## Start

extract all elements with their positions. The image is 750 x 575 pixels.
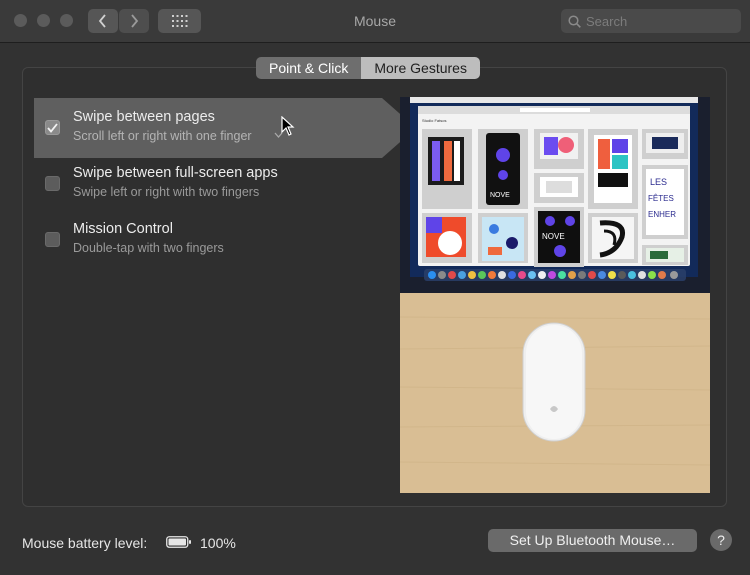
- mouse-preferences-window: Mouse Point & Click More Gestures Swipe …: [0, 0, 750, 575]
- swipe-between-pages-checkbox[interactable]: [45, 120, 60, 135]
- poster-text: NOVE: [490, 192, 510, 199]
- preview-app-title: Studio Fatsos: [422, 118, 446, 123]
- checkmark-icon: [47, 122, 58, 133]
- option-title: Swipe between pages: [73, 109, 215, 125]
- help-button[interactable]: ?: [710, 529, 732, 551]
- poster-text: NOVE: [542, 232, 565, 241]
- battery-icon: [166, 536, 191, 548]
- option-mission-control[interactable]: Mission Control Double-tap with two fing…: [34, 210, 382, 270]
- poster-text: LES: [650, 177, 667, 187]
- swipe-full-screen-apps-checkbox[interactable]: [45, 176, 60, 191]
- battery-percentage: 100%: [200, 535, 236, 551]
- poster-text: ENHER: [648, 210, 676, 219]
- set-up-bluetooth-mouse-button[interactable]: Set Up Bluetooth Mouse…: [488, 529, 697, 552]
- gesture-preview: Studio Fatsos NOVE LES FÊTES ENHER NOVE: [400, 97, 710, 493]
- preview-illustration: Studio Fatsos NOVE LES FÊTES ENHER NOVE: [400, 97, 710, 493]
- option-title: Mission Control: [73, 221, 173, 237]
- option-title: Swipe between full-screen apps: [73, 165, 278, 181]
- option-swipe-between-pages[interactable]: Swipe between pages Scroll left or right…: [34, 98, 416, 158]
- search-field[interactable]: [561, 9, 741, 33]
- battery-label: Mouse battery level:: [22, 535, 148, 551]
- tab-bar: Point & Click More Gestures: [256, 57, 480, 79]
- search-input[interactable]: [586, 13, 726, 29]
- option-subtitle: Swipe left or right with two fingers: [73, 185, 260, 199]
- tab-more-gestures[interactable]: More Gestures: [361, 57, 480, 79]
- title-bar: Mouse: [0, 0, 750, 43]
- option-subtitle: Double-tap with two fingers: [73, 241, 224, 255]
- mission-control-checkbox[interactable]: [45, 232, 60, 247]
- poster-text: FÊTES: [648, 194, 674, 203]
- option-swipe-between-full-screen-apps[interactable]: Swipe between full-screen apps Swipe lef…: [34, 154, 382, 214]
- mouse-pointer-icon: [281, 116, 295, 136]
- tab-point-and-click[interactable]: Point & Click: [256, 57, 362, 79]
- option-subtitle: Scroll left or right with one finger: [73, 129, 252, 143]
- search-icon: [568, 14, 581, 28]
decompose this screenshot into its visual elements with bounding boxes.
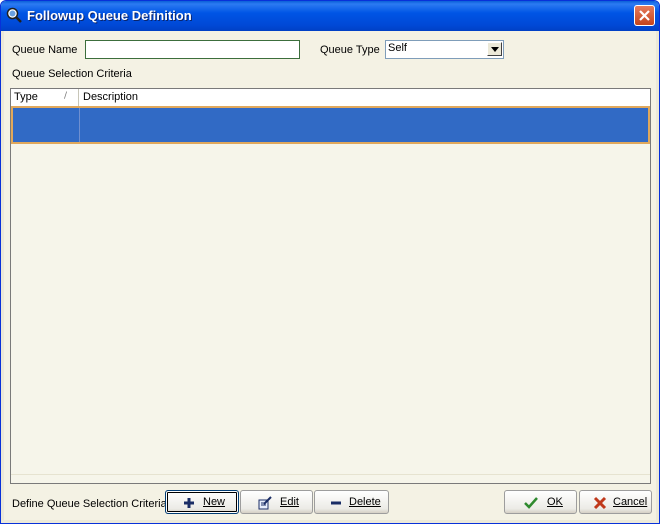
delete-button-label: Delete [349,496,381,508]
column-header-type[interactable]: Type [14,91,38,103]
close-icon [639,10,650,21]
dialog-window: Followup Queue Definition Queue Name Que… [0,0,660,524]
criteria-grid[interactable]: Type / Description [10,88,651,484]
column-header-description[interactable]: Description [83,91,138,103]
edit-button-label: Edit [280,496,299,508]
define-criteria-label: Define Queue Selection Criteria [12,498,167,510]
chevron-down-icon [491,47,499,52]
magnifier-app-icon [6,7,22,23]
checkmark-icon [524,497,538,509]
queue-type-label: Queue Type [320,44,380,56]
new-button-label: New [203,496,226,508]
queue-type-select[interactable]: Self [385,40,504,59]
queue-type-dropdown-button[interactable] [487,42,502,56]
cell-divider [79,108,80,142]
edit-icon [258,496,272,510]
title-bar[interactable]: Followup Queue Definition [1,1,659,31]
criteria-label: Queue Selection Criteria [12,68,132,80]
window-title: Followup Queue Definition [27,8,192,23]
minus-icon [331,501,341,505]
dialog-content: Queue Name Queue Type Self Queue Selecti… [4,31,656,520]
cancel-button-label: Cancel [613,496,648,508]
delete-button[interactable]: Delete [314,490,389,514]
close-button[interactable] [634,5,655,26]
table-row[interactable] [11,106,650,144]
ok-button[interactable]: OK [504,490,577,514]
sort-indicator-icon: / [64,91,68,101]
new-button[interactable]: New [165,490,239,514]
grid-divider [11,474,650,475]
column-divider[interactable] [78,89,79,106]
queue-type-value: Self [388,42,407,54]
cancel-button[interactable]: Cancel [579,490,652,514]
cancel-x-icon [593,496,607,510]
grid-header: Type / Description [11,89,650,107]
queue-name-label: Queue Name [12,44,78,56]
plus-icon [184,498,194,508]
queue-name-input[interactable] [85,40,300,59]
edit-button[interactable]: Edit [240,490,313,514]
ok-button-label: OK [547,496,563,508]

## End

TO DO> Reproduce every line of the entries above word for word, but leave out the pictures.

TASK RESPONSE>
extract all elements with their positions. The image is 750 x 575 pixels.
- mouse-preferences-window: Mouse Point & Click More Gestures Swipe …: [0, 0, 750, 575]
- swipe-between-pages-checkbox[interactable]: [45, 120, 60, 135]
- poster-text: NOVE: [490, 192, 510, 199]
- preview-app-title: Studio Fatsos: [422, 118, 446, 123]
- checkmark-icon: [47, 122, 58, 133]
- option-title: Swipe between pages: [73, 109, 215, 125]
- help-button[interactable]: ?: [710, 529, 732, 551]
- poster-text: NOVE: [542, 232, 565, 241]
- battery-icon: [166, 536, 191, 548]
- option-mission-control[interactable]: Mission Control Double-tap with two fing…: [34, 210, 382, 270]
- poster-text: LES: [650, 177, 667, 187]
- swipe-full-screen-apps-checkbox[interactable]: [45, 176, 60, 191]
- battery-percentage: 100%: [200, 535, 236, 551]
- poster-text: ENHER: [648, 210, 676, 219]
- set-up-bluetooth-mouse-button[interactable]: Set Up Bluetooth Mouse…: [488, 529, 697, 552]
- gesture-preview: Studio Fatsos NOVE LES FÊTES ENHER NOVE: [400, 97, 710, 493]
- preview-illustration: Studio Fatsos NOVE LES FÊTES ENHER NOVE: [400, 97, 710, 493]
- option-title: Mission Control: [73, 221, 173, 237]
- option-title: Swipe between full-screen apps: [73, 165, 278, 181]
- option-swipe-between-pages[interactable]: Swipe between pages Scroll left or right…: [34, 98, 416, 158]
- search-field[interactable]: [561, 9, 741, 33]
- battery-label: Mouse battery level:: [22, 535, 148, 551]
- tab-bar: Point & Click More Gestures: [256, 57, 480, 79]
- search-input[interactable]: [586, 13, 726, 29]
- option-subtitle: Swipe left or right with two fingers: [73, 185, 260, 199]
- tab-more-gestures[interactable]: More Gestures: [361, 57, 480, 79]
- title-bar: Mouse: [0, 0, 750, 43]
- option-subtitle: Double-tap with two fingers: [73, 241, 224, 255]
- mission-control-checkbox[interactable]: [45, 232, 60, 247]
- poster-text: FÊTES: [648, 194, 674, 203]
- option-swipe-between-full-screen-apps[interactable]: Swipe between full-screen apps Swipe lef…: [34, 154, 382, 214]
- mouse-pointer-icon: [281, 116, 295, 136]
- tab-point-and-click[interactable]: Point & Click: [256, 57, 362, 79]
- option-subtitle: Scroll left or right with one finger: [73, 129, 252, 143]
- search-icon: [568, 14, 581, 28]
decompose this screenshot into its visual elements with bounding boxes.
delete-button-label: Delete [349,496,381,508]
column-header-type[interactable]: Type [14,91,38,103]
close-icon [639,10,650,21]
dialog-window: Followup Queue Definition Queue Name Que… [0,0,660,524]
criteria-grid[interactable]: Type / Description [10,88,651,484]
column-header-description[interactable]: Description [83,91,138,103]
edit-button-label: Edit [280,496,299,508]
define-criteria-label: Define Queue Selection Criteria [12,498,167,510]
chevron-down-icon [491,47,499,52]
magnifier-app-icon [6,7,22,23]
checkmark-icon [524,497,538,509]
queue-type-label: Queue Type [320,44,380,56]
new-button-label: New [203,496,226,508]
queue-type-select[interactable]: Self [385,40,504,59]
queue-type-dropdown-button[interactable] [487,42,502,56]
cell-divider [79,108,80,142]
edit-icon [258,496,272,510]
title-bar[interactable]: Followup Queue Definition [1,1,659,31]
criteria-label: Queue Selection Criteria [12,68,132,80]
window-title: Followup Queue Definition [27,8,192,23]
minus-icon [331,501,341,505]
dialog-content: Queue Name Queue Type Self Queue Selecti… [4,31,656,520]
cancel-button-label: Cancel [613,496,648,508]
delete-button[interactable]: Delete [314,490,389,514]
close-button[interactable] [634,5,655,26]
table-row[interactable] [11,106,650,144]
ok-button[interactable]: OK [504,490,577,514]
sort-indicator-icon: / [64,91,68,101]
new-button[interactable]: New [165,490,239,514]
grid-divider [11,474,650,475]
column-divider[interactable] [78,89,79,106]
queue-type-value: Self [388,42,407,54]
cancel-button[interactable]: Cancel [579,490,652,514]
cancel-x-icon [593,496,607,510]
grid-header: Type / Description [11,89,650,107]
queue-name-label: Queue Name [12,44,78,56]
plus-icon [184,498,194,508]
queue-name-input[interactable] [85,40,300,59]
edit-button[interactable]: Edit [240,490,313,514]
ok-button-label: OK [547,496,563,508]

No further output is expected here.